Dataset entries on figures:
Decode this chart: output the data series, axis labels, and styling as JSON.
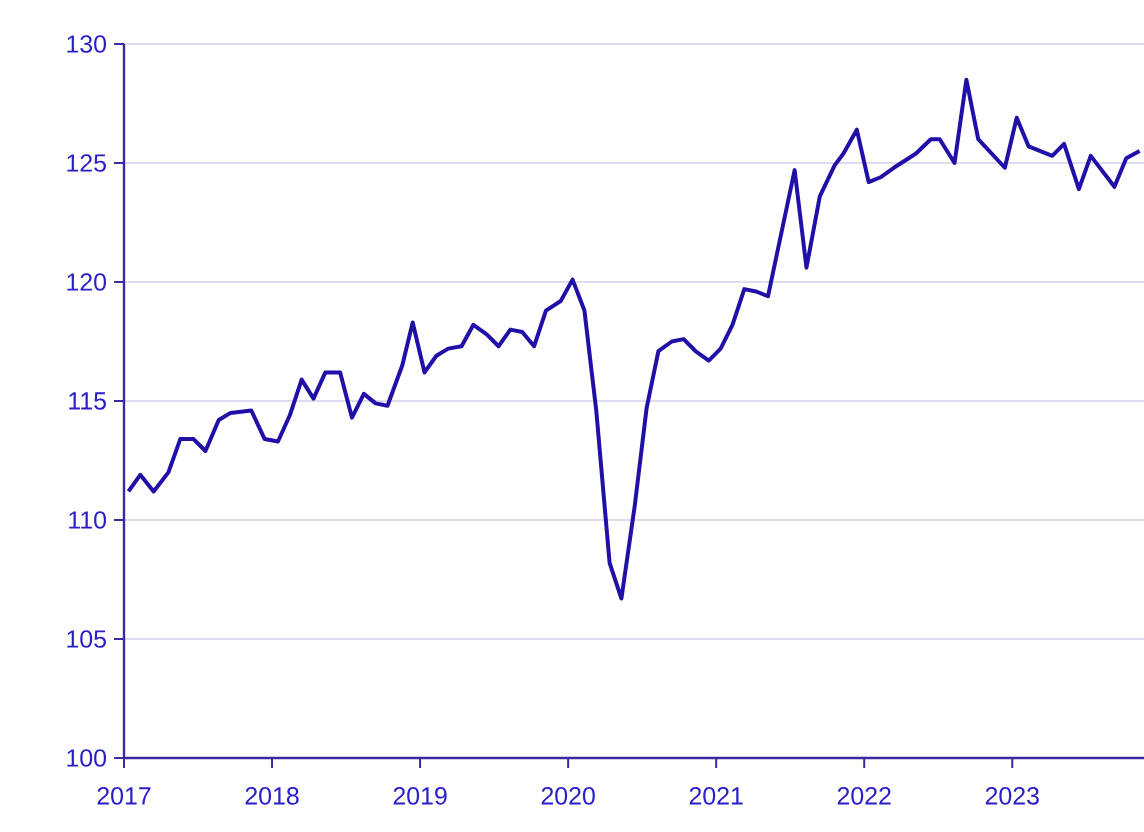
{
  "chart_data": {
    "type": "line",
    "color": "#2010a8",
    "grid": "y",
    "line_style": "solid",
    "x": [
      2017.03,
      2017.11,
      2017.2,
      2017.3,
      2017.38,
      2017.47,
      2017.55,
      2017.64,
      2017.72,
      2017.86,
      2017.95,
      2018.04,
      2018.12,
      2018.2,
      2018.28,
      2018.36,
      2018.46,
      2018.54,
      2018.62,
      2018.7,
      2018.78,
      2018.88,
      2018.95,
      2019.03,
      2019.11,
      2019.19,
      2019.28,
      2019.36,
      2019.45,
      2019.53,
      2019.61,
      2019.69,
      2019.77,
      2019.85,
      2019.95,
      2020.03,
      2020.11,
      2020.19,
      2020.28,
      2020.36,
      2020.45,
      2020.53,
      2020.61,
      2020.7,
      2020.78,
      2020.86,
      2020.95,
      2021.03,
      2021.11,
      2021.19,
      2021.27,
      2021.35,
      2021.53,
      2021.61,
      2021.7,
      2021.8,
      2021.86,
      2021.95,
      2022.03,
      2022.11,
      2022.2,
      2022.35,
      2022.45,
      2022.51,
      2022.61,
      2022.69,
      2022.77,
      2022.95,
      2023.03,
      2023.11,
      2023.27,
      2023.35,
      2023.45,
      2023.53,
      2023.69,
      2023.77,
      2023.86
    ],
    "values": [
      111.2,
      111.9,
      111.2,
      112.0,
      113.4,
      113.4,
      112.9,
      114.2,
      114.5,
      114.6,
      113.4,
      113.3,
      114.4,
      115.9,
      115.1,
      116.2,
      116.2,
      114.3,
      115.3,
      114.9,
      114.8,
      116.5,
      118.3,
      116.2,
      116.9,
      117.2,
      117.3,
      118.2,
      117.8,
      117.3,
      118.0,
      117.9,
      117.3,
      118.8,
      119.2,
      120.1,
      118.8,
      114.6,
      108.2,
      106.7,
      110.6,
      114.7,
      117.1,
      117.5,
      117.6,
      117.1,
      116.7,
      117.2,
      118.2,
      119.7,
      119.6,
      119.4,
      124.7,
      120.6,
      123.6,
      124.9,
      125.4,
      126.4,
      124.2,
      124.4,
      124.8,
      125.4,
      126.0,
      126.0,
      125.0,
      128.5,
      126.0,
      124.8,
      126.9,
      125.7,
      125.3,
      125.8,
      123.9,
      125.3,
      124.0,
      125.2,
      125.5
    ],
    "xlim": [
      2017,
      2023.89
    ],
    "xticks": [
      {
        "value": 2017,
        "label": "2017"
      },
      {
        "value": 2018,
        "label": "2018"
      },
      {
        "value": 2019,
        "label": "2019"
      },
      {
        "value": 2020,
        "label": "2020"
      },
      {
        "value": 2021,
        "label": "2021"
      },
      {
        "value": 2022,
        "label": "2022"
      },
      {
        "value": 2023,
        "label": "2023"
      }
    ],
    "ylim": [
      100,
      130
    ],
    "yticks": [
      100,
      105,
      110,
      115,
      120,
      125,
      130
    ]
  }
}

Problem description:
Extract all the data above exactly, excluding every picture.

Solution to the problem:
Decode this chart: output the data series, axis labels, and styling as JSON.
{
  "chart_data": {
    "type": "line",
    "color": "#2010a8",
    "grid": "y",
    "line_style": "solid",
    "x": [
      2017.03,
      2017.11,
      2017.2,
      2017.3,
      2017.38,
      2017.47,
      2017.55,
      2017.64,
      2017.72,
      2017.86,
      2017.95,
      2018.04,
      2018.12,
      2018.2,
      2018.28,
      2018.36,
      2018.46,
      2018.54,
      2018.62,
      2018.7,
      2018.78,
      2018.88,
      2018.95,
      2019.03,
      2019.11,
      2019.19,
      2019.28,
      2019.36,
      2019.45,
      2019.53,
      2019.61,
      2019.69,
      2019.77,
      2019.85,
      2019.95,
      2020.03,
      2020.11,
      2020.19,
      2020.28,
      2020.36,
      2020.45,
      2020.53,
      2020.61,
      2020.7,
      2020.78,
      2020.86,
      2020.95,
      2021.03,
      2021.11,
      2021.19,
      2021.27,
      2021.35,
      2021.53,
      2021.61,
      2021.7,
      2021.8,
      2021.86,
      2021.95,
      2022.03,
      2022.11,
      2022.2,
      2022.35,
      2022.45,
      2022.51,
      2022.61,
      2022.69,
      2022.77,
      2022.95,
      2023.03,
      2023.11,
      2023.27,
      2023.35,
      2023.45,
      2023.53,
      2023.69,
      2023.77,
      2023.86
    ],
    "values": [
      111.2,
      111.9,
      111.2,
      112.0,
      113.4,
      113.4,
      112.9,
      114.2,
      114.5,
      114.6,
      113.4,
      113.3,
      114.4,
      115.9,
      115.1,
      116.2,
      116.2,
      114.3,
      115.3,
      114.9,
      114.8,
      116.5,
      118.3,
      116.2,
      116.9,
      117.2,
      117.3,
      118.2,
      117.8,
      117.3,
      118.0,
      117.9,
      117.3,
      118.8,
      119.2,
      120.1,
      118.8,
      114.6,
      108.2,
      106.7,
      110.6,
      114.7,
      117.1,
      117.5,
      117.6,
      117.1,
      116.7,
      117.2,
      118.2,
      119.7,
      119.6,
      119.4,
      124.7,
      120.6,
      123.6,
      124.9,
      125.4,
      126.4,
      124.2,
      124.4,
      124.8,
      125.4,
      126.0,
      126.0,
      125.0,
      128.5,
      126.0,
      124.8,
      126.9,
      125.7,
      125.3,
      125.8,
      123.9,
      125.3,
      124.0,
      125.2,
      125.5
    ],
    "xlim": [
      2017,
      2023.89
    ],
    "xticks": [
      {
        "value": 2017,
        "label": "2017"
      },
      {
        "value": 2018,
        "label": "2018"
      },
      {
        "value": 2019,
        "label": "2019"
      },
      {
        "value": 2020,
        "label": "2020"
      },
      {
        "value": 2021,
        "label": "2021"
      },
      {
        "value": 2022,
        "label": "2022"
      },
      {
        "value": 2023,
        "label": "2023"
      }
    ],
    "ylim": [
      100,
      130
    ],
    "yticks": [
      100,
      105,
      110,
      115,
      120,
      125,
      130
    ]
  }
}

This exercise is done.